A run of records:
§
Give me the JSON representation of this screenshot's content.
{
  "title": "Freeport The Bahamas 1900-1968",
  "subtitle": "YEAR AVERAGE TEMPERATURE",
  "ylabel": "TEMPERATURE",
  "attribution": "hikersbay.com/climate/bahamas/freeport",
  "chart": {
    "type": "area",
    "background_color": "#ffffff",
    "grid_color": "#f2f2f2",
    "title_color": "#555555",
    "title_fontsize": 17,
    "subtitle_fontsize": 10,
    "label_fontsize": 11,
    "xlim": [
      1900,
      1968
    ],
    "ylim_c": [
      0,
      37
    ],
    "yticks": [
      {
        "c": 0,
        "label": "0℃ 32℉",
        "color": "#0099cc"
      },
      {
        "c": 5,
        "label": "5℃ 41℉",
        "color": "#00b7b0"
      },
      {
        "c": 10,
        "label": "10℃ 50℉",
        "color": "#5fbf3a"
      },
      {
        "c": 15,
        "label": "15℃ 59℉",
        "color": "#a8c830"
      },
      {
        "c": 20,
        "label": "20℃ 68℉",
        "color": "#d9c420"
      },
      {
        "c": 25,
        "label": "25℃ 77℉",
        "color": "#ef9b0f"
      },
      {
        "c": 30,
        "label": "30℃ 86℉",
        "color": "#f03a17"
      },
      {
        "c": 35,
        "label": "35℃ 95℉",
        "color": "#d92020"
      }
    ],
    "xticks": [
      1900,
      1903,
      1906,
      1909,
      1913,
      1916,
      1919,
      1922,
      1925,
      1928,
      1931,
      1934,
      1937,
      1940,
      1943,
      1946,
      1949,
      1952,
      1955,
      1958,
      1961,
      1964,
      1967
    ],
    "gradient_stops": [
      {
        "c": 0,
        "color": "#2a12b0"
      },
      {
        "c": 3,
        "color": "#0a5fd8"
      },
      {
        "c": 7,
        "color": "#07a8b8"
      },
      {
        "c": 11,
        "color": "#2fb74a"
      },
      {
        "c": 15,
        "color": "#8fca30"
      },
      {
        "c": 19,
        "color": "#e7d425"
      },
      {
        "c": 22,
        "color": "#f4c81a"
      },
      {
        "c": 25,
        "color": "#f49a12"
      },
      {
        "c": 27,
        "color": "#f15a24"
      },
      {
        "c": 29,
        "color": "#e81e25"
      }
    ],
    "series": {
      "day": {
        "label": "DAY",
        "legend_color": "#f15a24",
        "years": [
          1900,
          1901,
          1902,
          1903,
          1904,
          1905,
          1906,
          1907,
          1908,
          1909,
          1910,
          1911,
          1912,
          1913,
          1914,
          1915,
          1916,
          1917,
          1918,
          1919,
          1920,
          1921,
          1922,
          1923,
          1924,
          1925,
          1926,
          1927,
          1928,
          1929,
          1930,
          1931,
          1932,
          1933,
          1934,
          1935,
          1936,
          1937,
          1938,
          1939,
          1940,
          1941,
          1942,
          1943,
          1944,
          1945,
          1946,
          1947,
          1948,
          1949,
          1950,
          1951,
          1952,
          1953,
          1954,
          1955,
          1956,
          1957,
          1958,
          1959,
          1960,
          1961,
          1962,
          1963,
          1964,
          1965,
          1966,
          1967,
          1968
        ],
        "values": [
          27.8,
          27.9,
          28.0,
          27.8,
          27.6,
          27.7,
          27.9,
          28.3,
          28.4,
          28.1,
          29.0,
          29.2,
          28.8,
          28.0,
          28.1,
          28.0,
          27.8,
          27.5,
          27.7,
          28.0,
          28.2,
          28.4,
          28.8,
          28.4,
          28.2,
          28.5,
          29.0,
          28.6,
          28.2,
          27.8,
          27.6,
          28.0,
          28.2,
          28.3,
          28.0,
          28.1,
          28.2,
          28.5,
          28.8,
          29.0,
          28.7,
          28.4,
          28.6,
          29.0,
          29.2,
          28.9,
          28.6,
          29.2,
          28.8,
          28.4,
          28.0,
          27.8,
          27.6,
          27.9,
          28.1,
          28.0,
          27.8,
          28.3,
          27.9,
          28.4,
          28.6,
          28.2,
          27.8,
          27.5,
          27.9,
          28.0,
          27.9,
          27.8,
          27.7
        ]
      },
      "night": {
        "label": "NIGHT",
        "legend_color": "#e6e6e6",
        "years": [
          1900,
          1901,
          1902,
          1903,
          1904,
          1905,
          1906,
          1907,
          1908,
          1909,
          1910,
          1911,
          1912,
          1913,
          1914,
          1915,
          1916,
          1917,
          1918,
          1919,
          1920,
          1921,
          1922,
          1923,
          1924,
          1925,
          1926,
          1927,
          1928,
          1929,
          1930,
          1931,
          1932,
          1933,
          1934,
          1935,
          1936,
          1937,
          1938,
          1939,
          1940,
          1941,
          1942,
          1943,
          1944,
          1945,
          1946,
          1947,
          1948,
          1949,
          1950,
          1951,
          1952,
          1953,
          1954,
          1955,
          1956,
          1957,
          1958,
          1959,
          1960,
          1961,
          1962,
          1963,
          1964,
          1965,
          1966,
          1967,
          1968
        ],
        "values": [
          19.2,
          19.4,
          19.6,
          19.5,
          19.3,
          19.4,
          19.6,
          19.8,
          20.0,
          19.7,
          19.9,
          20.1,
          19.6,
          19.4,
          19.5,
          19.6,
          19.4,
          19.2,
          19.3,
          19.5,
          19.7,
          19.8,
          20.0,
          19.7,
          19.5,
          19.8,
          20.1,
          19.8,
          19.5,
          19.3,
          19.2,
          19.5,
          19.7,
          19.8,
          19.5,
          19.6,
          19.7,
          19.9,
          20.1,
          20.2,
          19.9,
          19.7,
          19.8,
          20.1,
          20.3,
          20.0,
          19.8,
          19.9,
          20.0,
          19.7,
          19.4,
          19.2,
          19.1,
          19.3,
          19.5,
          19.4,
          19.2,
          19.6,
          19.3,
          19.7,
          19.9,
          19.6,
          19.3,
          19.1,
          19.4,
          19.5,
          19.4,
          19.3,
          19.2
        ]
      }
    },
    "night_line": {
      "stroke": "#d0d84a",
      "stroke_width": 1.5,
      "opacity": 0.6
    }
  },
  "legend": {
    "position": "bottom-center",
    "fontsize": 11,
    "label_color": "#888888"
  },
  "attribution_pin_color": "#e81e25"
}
§
Faithfully transcribe the whole of the data.

Give me the JSON representation of this screenshot's content.
{
  "title": "Freeport The Bahamas 1900-1968",
  "subtitle": "YEAR AVERAGE TEMPERATURE",
  "ylabel": "TEMPERATURE",
  "attribution": "hikersbay.com/climate/bahamas/freeport",
  "chart": {
    "type": "area",
    "background_color": "#ffffff",
    "grid_color": "#f2f2f2",
    "title_color": "#555555",
    "title_fontsize": 17,
    "subtitle_fontsize": 10,
    "label_fontsize": 11,
    "xlim": [
      1900,
      1968
    ],
    "ylim_c": [
      0,
      37
    ],
    "yticks": [
      {
        "c": 0,
        "label": "0℃ 32℉",
        "color": "#0099cc"
      },
      {
        "c": 5,
        "label": "5℃ 41℉",
        "color": "#00b7b0"
      },
      {
        "c": 10,
        "label": "10℃ 50℉",
        "color": "#5fbf3a"
      },
      {
        "c": 15,
        "label": "15℃ 59℉",
        "color": "#a8c830"
      },
      {
        "c": 20,
        "label": "20℃ 68℉",
        "color": "#d9c420"
      },
      {
        "c": 25,
        "label": "25℃ 77℉",
        "color": "#ef9b0f"
      },
      {
        "c": 30,
        "label": "30℃ 86℉",
        "color": "#f03a17"
      },
      {
        "c": 35,
        "label": "35℃ 95℉",
        "color": "#d92020"
      }
    ],
    "xticks": [
      1900,
      1903,
      1906,
      1909,
      1913,
      1916,
      1919,
      1922,
      1925,
      1928,
      1931,
      1934,
      1937,
      1940,
      1943,
      1946,
      1949,
      1952,
      1955,
      1958,
      1961,
      1964,
      1967
    ],
    "gradient_stops": [
      {
        "c": 0,
        "color": "#2a12b0"
      },
      {
        "c": 3,
        "color": "#0a5fd8"
      },
      {
        "c": 7,
        "color": "#07a8b8"
      },
      {
        "c": 11,
        "color": "#2fb74a"
      },
      {
        "c": 15,
        "color": "#8fca30"
      },
      {
        "c": 19,
        "color": "#e7d425"
      },
      {
        "c": 22,
        "color": "#f4c81a"
      },
      {
        "c": 25,
        "color": "#f49a12"
      },
      {
        "c": 27,
        "color": "#f15a24"
      },
      {
        "c": 29,
        "color": "#e81e25"
      }
    ],
    "series": {
      "day": {
        "label": "DAY",
        "legend_color": "#f15a24",
        "years": [
          1900,
          1901,
          1902,
          1903,
          1904,
          1905,
          1906,
          1907,
          1908,
          1909,
          1910,
          1911,
          1912,
          1913,
          1914,
          1915,
          1916,
          1917,
          1918,
          1919,
          1920,
          1921,
          1922,
          1923,
          1924,
          1925,
          1926,
          1927,
          1928,
          1929,
          1930,
          1931,
          1932,
          1933,
          1934,
          1935,
          1936,
          1937,
          1938,
          1939,
          1940,
          1941,
          1942,
          1943,
          1944,
          1945,
          1946,
          1947,
          1948,
          1949,
          1950,
          1951,
          1952,
          1953,
          1954,
          1955,
          1956,
          1957,
          1958,
          1959,
          1960,
          1961,
          1962,
          1963,
          1964,
          1965,
          1966,
          1967,
          1968
        ],
        "values": [
          27.8,
          27.9,
          28.0,
          27.8,
          27.6,
          27.7,
          27.9,
          28.3,
          28.4,
          28.1,
          29.0,
          29.2,
          28.8,
          28.0,
          28.1,
          28.0,
          27.8,
          27.5,
          27.7,
          28.0,
          28.2,
          28.4,
          28.8,
          28.4,
          28.2,
          28.5,
          29.0,
          28.6,
          28.2,
          27.8,
          27.6,
          28.0,
          28.2,
          28.3,
          28.0,
          28.1,
          28.2,
          28.5,
          28.8,
          29.0,
          28.7,
          28.4,
          28.6,
          29.0,
          29.2,
          28.9,
          28.6,
          29.2,
          28.8,
          28.4,
          28.0,
          27.8,
          27.6,
          27.9,
          28.1,
          28.0,
          27.8,
          28.3,
          27.9,
          28.4,
          28.6,
          28.2,
          27.8,
          27.5,
          27.9,
          28.0,
          27.9,
          27.8,
          27.7
        ]
      },
      "night": {
        "label": "NIGHT",
        "legend_color": "#e6e6e6",
        "years": [
          1900,
          1901,
          1902,
          1903,
          1904,
          1905,
          1906,
          1907,
          1908,
          1909,
          1910,
          1911,
          1912,
          1913,
          1914,
          1915,
          1916,
          1917,
          1918,
          1919,
          1920,
          1921,
          1922,
          1923,
          1924,
          1925,
          1926,
          1927,
          1928,
          1929,
          1930,
          1931,
          1932,
          1933,
          1934,
          1935,
          1936,
          1937,
          1938,
          1939,
          1940,
          1941,
          1942,
          1943,
          1944,
          1945,
          1946,
          1947,
          1948,
          1949,
          1950,
          1951,
          1952,
          1953,
          1954,
          1955,
          1956,
          1957,
          1958,
          1959,
          1960,
          1961,
          1962,
          1963,
          1964,
          1965,
          1966,
          1967,
          1968
        ],
        "values": [
          19.2,
          19.4,
          19.6,
          19.5,
          19.3,
          19.4,
          19.6,
          19.8,
          20.0,
          19.7,
          19.9,
          20.1,
          19.6,
          19.4,
          19.5,
          19.6,
          19.4,
          19.2,
          19.3,
          19.5,
          19.7,
          19.8,
          20.0,
          19.7,
          19.5,
          19.8,
          20.1,
          19.8,
          19.5,
          19.3,
          19.2,
          19.5,
          19.7,
          19.8,
          19.5,
          19.6,
          19.7,
          19.9,
          20.1,
          20.2,
          19.9,
          19.7,
          19.8,
          20.1,
          20.3,
          20.0,
          19.8,
          19.9,
          20.0,
          19.7,
          19.4,
          19.2,
          19.1,
          19.3,
          19.5,
          19.4,
          19.2,
          19.6,
          19.3,
          19.7,
          19.9,
          19.6,
          19.3,
          19.1,
          19.4,
          19.5,
          19.4,
          19.3,
          19.2
        ]
      }
    },
    "night_line": {
      "stroke": "#d0d84a",
      "stroke_width": 1.5,
      "opacity": 0.6
    }
  },
  "legend": {
    "position": "bottom-center",
    "fontsize": 11,
    "label_color": "#888888"
  },
  "attribution_pin_color": "#e81e25"
}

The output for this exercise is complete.